### REQUIRED TASK
Print each of the entries exactly, leaving nothing out.

[Dataset entries]
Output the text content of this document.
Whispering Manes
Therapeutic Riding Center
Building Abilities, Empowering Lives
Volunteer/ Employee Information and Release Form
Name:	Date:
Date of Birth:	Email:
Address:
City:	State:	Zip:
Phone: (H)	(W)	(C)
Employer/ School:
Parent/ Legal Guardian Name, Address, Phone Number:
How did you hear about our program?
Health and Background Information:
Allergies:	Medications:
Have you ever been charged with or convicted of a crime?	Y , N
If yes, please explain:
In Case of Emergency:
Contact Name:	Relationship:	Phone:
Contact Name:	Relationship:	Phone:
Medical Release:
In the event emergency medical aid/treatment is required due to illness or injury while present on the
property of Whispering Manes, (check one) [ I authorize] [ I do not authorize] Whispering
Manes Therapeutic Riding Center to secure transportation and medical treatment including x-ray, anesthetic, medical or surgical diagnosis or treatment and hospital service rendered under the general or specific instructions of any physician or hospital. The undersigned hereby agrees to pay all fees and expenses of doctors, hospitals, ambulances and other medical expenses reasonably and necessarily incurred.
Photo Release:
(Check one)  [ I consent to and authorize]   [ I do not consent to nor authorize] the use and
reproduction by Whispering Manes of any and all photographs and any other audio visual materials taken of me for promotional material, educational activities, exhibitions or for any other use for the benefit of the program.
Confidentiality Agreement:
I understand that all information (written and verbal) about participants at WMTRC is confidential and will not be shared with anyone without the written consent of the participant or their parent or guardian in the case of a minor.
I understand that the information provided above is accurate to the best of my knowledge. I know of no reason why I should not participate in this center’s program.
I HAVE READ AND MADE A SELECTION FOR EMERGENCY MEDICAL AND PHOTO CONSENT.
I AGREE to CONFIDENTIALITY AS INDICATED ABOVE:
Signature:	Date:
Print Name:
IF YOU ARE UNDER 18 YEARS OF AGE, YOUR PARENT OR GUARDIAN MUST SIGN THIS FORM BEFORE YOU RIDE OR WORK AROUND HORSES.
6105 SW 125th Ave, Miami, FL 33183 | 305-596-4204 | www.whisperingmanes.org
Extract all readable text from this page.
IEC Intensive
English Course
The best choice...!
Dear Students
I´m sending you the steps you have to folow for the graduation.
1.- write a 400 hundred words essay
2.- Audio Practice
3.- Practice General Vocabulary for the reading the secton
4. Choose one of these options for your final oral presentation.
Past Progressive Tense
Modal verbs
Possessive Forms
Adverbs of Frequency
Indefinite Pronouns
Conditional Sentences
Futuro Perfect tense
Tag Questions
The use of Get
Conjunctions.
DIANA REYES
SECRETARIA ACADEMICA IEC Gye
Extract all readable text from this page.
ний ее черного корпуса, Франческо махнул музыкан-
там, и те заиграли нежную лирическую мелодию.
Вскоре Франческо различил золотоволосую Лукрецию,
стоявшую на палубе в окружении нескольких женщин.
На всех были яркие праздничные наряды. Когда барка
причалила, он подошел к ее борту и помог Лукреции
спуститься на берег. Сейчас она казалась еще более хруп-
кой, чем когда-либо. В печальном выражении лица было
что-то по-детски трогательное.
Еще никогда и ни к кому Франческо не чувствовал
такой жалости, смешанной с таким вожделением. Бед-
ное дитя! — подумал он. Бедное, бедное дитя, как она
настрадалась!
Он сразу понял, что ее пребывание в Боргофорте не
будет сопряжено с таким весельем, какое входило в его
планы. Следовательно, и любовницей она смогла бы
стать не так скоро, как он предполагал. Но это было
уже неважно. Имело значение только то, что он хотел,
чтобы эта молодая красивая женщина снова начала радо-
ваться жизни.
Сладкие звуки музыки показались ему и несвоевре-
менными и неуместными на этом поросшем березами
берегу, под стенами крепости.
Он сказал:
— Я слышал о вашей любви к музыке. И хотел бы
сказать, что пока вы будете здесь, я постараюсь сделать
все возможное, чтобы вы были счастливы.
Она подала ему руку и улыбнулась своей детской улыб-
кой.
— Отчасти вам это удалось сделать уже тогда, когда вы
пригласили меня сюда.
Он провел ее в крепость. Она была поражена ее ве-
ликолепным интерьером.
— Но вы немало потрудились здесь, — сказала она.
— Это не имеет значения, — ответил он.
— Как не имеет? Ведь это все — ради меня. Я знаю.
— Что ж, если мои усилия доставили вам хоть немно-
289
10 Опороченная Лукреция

### THE COMPLETED TASK
Output the text content of this document.
Whispering Manes
Therapeutic Riding Center
Building Abilities, Empowering Lives
Volunteer/ Employee Information and Release Form
Name:	Date:
Date of Birth:	Email:
Address:
City:	State:	Zip:
Phone: (H)	(W)	(C)
Employer/ School:
Parent/ Legal Guardian Name, Address, Phone Number:
How did you hear about our program?
Health and Background Information:
Allergies:	Medications:
Have you ever been charged with or convicted of a crime?	Y , N
If yes, please explain:
In Case of Emergency:
Contact Name:	Relationship:	Phone:
Contact Name:	Relationship:	Phone:
Medical Release:
In the event emergency medical aid/treatment is required due to illness or injury while present on the
property of Whispering Manes, (check one) [ I authorize] [ I do not authorize] Whispering
Manes Therapeutic Riding Center to secure transportation and medical treatment including x-ray, anesthetic, medical or surgical diagnosis or treatment and hospital service rendered under the general or specific instructions of any physician or hospital. The undersigned hereby agrees to pay all fees and expenses of doctors, hospitals, ambulances and other medical expenses reasonably and necessarily incurred.
Photo Release:
(Check one)  [ I consent to and authorize]   [ I do not consent to nor authorize] the use and
reproduction by Whispering Manes of any and all photographs and any other audio visual materials taken of me for promotional material, educational activities, exhibitions or for any other use for the benefit of the program.
Confidentiality Agreement:
I understand that all information (written and verbal) about participants at WMTRC is confidential and will not be shared with anyone without the written consent of the participant or their parent or guardian in the case of a minor.
I understand that the information provided above is accurate to the best of my knowledge. I know of no reason why I should not participate in this center’s program.
I HAVE READ AND MADE A SELECTION FOR EMERGENCY MEDICAL AND PHOTO CONSENT.
I AGREE to CONFIDENTIALITY AS INDICATED ABOVE:
Signature:	Date:
Print Name:
IF YOU ARE UNDER 18 YEARS OF AGE, YOUR PARENT OR GUARDIAN MUST SIGN THIS FORM BEFORE YOU RIDE OR WORK AROUND HORSES.
6105 SW 125th Ave, Miami, FL 33183 | 305-596-4204 | www.whisperingmanes.org
Extract all readable text from this page.
IEC Intensive
English Course
The best choice...!
Dear Students
I´m sending you the steps you have to folow for the graduation.
1.- write a 400 hundred words essay
2.- Audio Practice
3.- Practice General Vocabulary for the reading the secton
4. Choose one of these options for your final oral presentation.
Past Progressive Tense
Modal verbs
Possessive Forms
Adverbs of Frequency
Indefinite Pronouns
Conditional Sentences
Futuro Perfect tense
Tag Questions
The use of Get
Conjunctions.
DIANA REYES
SECRETARIA ACADEMICA IEC Gye
Extract all readable text from this page.
ний ее черного корпуса, Франческо махнул музыкан-
там, и те заиграли нежную лирическую мелодию.
Вскоре Франческо различил золотоволосую Лукрецию,
стоявшую на палубе в окружении нескольких женщин.
На всех были яркие праздничные наряды. Когда барка
причалила, он подошел к ее борту и помог Лукреции
спуститься на берег. Сейчас она казалась еще более хруп-
кой, чем когда-либо. В печальном выражении лица было
что-то по-детски трогательное.
Еще никогда и ни к кому Франческо не чувствовал
такой жалости, смешанной с таким вожделением. Бед-
ное дитя! — подумал он. Бедное, бедное дитя, как она
настрадалась!
Он сразу понял, что ее пребывание в Боргофорте не
будет сопряжено с таким весельем, какое входило в его
планы. Следовательно, и любовницей она смогла бы
стать не так скоро, как он предполагал. Но это было
уже неважно. Имело значение только то, что он хотел,
чтобы эта молодая красивая женщина снова начала радо-
ваться жизни.
Сладкие звуки музыки показались ему и несвоевре-
менными и неуместными на этом поросшем березами
берегу, под стенами крепости.
Он сказал:
— Я слышал о вашей любви к музыке. И хотел бы
сказать, что пока вы будете здесь, я постараюсь сделать
все возможное, чтобы вы были счастливы.
Она подала ему руку и улыбнулась своей детской улыб-
кой.
— Отчасти вам это удалось сделать уже тогда, когда вы
пригласили меня сюда.
Он провел ее в крепость. Она была поражена ее ве-
ликолепным интерьером.
— Но вы немало потрудились здесь, — сказала она.
— Это не имеет значения, — ответил он.
— Как не имеет? Ведь это все — ради меня. Я знаю.
— Что ж, если мои усилия доставили вам хоть немно-
289
10 Опороченная Лукреция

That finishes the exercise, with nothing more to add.